Challenge
Look through the data below and count each line where the word "maximum" appears. Reply with the count alone.

Raw records
######

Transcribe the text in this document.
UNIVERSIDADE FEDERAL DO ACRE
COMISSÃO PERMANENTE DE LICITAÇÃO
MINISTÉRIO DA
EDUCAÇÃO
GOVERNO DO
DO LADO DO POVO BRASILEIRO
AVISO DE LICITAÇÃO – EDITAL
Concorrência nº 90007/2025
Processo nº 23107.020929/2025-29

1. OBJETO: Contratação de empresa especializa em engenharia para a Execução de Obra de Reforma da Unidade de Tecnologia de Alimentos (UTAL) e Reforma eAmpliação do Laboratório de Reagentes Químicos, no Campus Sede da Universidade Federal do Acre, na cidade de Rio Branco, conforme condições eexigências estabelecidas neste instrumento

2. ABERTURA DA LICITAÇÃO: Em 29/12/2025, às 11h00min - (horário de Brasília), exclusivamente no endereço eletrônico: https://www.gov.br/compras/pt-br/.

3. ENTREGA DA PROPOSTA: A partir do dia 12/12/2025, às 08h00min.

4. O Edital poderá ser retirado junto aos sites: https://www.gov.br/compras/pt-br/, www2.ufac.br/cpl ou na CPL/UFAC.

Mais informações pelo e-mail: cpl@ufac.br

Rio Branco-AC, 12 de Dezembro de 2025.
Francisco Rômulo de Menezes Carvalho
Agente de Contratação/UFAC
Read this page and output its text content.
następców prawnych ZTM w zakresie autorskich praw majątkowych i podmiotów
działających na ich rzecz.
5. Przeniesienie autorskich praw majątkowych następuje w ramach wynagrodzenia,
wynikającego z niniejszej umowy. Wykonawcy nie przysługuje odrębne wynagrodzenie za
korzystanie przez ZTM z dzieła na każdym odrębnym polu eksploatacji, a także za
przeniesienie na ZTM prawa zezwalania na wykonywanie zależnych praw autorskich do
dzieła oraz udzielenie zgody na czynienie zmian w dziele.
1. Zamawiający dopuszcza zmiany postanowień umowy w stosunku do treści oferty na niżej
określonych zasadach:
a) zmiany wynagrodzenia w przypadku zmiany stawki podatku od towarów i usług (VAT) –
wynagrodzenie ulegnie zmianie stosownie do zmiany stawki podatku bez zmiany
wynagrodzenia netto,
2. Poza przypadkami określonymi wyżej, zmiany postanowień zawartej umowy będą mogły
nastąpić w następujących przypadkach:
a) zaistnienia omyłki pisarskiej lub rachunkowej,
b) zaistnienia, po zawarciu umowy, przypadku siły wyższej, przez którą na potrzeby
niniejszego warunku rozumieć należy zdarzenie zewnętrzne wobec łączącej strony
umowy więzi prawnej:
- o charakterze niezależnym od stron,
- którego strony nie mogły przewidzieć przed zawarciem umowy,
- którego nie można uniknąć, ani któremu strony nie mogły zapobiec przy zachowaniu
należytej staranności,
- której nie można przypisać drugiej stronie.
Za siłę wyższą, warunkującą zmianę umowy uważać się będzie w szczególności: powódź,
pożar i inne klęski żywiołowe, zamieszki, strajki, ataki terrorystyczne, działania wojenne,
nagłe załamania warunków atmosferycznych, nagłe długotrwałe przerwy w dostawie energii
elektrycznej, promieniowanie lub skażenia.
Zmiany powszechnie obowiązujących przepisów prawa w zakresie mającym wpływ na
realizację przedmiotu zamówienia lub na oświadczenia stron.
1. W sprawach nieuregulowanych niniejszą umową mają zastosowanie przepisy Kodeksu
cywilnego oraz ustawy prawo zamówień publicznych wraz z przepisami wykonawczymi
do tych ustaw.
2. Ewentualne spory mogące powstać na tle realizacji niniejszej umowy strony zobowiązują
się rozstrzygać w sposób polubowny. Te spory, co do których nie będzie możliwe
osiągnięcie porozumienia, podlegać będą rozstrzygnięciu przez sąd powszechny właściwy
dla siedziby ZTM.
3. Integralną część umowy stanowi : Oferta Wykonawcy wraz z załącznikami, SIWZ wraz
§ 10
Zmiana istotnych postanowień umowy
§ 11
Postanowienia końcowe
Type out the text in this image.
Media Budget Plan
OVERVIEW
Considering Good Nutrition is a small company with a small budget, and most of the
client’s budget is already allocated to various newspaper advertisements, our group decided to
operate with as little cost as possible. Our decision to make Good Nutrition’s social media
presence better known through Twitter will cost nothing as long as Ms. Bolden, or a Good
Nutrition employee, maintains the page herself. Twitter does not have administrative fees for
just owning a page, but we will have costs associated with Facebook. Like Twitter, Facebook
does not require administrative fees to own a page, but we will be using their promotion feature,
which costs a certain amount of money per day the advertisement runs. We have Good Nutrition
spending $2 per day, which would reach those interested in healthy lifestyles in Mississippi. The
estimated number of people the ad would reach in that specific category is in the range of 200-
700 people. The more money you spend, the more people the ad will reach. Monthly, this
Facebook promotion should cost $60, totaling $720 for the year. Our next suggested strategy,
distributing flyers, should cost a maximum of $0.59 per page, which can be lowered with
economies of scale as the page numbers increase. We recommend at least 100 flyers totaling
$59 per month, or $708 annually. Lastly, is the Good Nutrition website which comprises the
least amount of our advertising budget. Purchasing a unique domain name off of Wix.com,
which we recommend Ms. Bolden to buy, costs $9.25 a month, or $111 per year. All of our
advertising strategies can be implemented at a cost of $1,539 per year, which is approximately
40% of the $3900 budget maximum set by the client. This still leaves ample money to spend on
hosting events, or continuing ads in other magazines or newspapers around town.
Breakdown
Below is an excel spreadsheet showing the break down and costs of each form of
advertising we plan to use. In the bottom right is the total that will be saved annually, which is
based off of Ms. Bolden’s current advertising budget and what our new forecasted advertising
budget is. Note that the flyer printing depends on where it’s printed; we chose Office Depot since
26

######

Solution to this exercise
2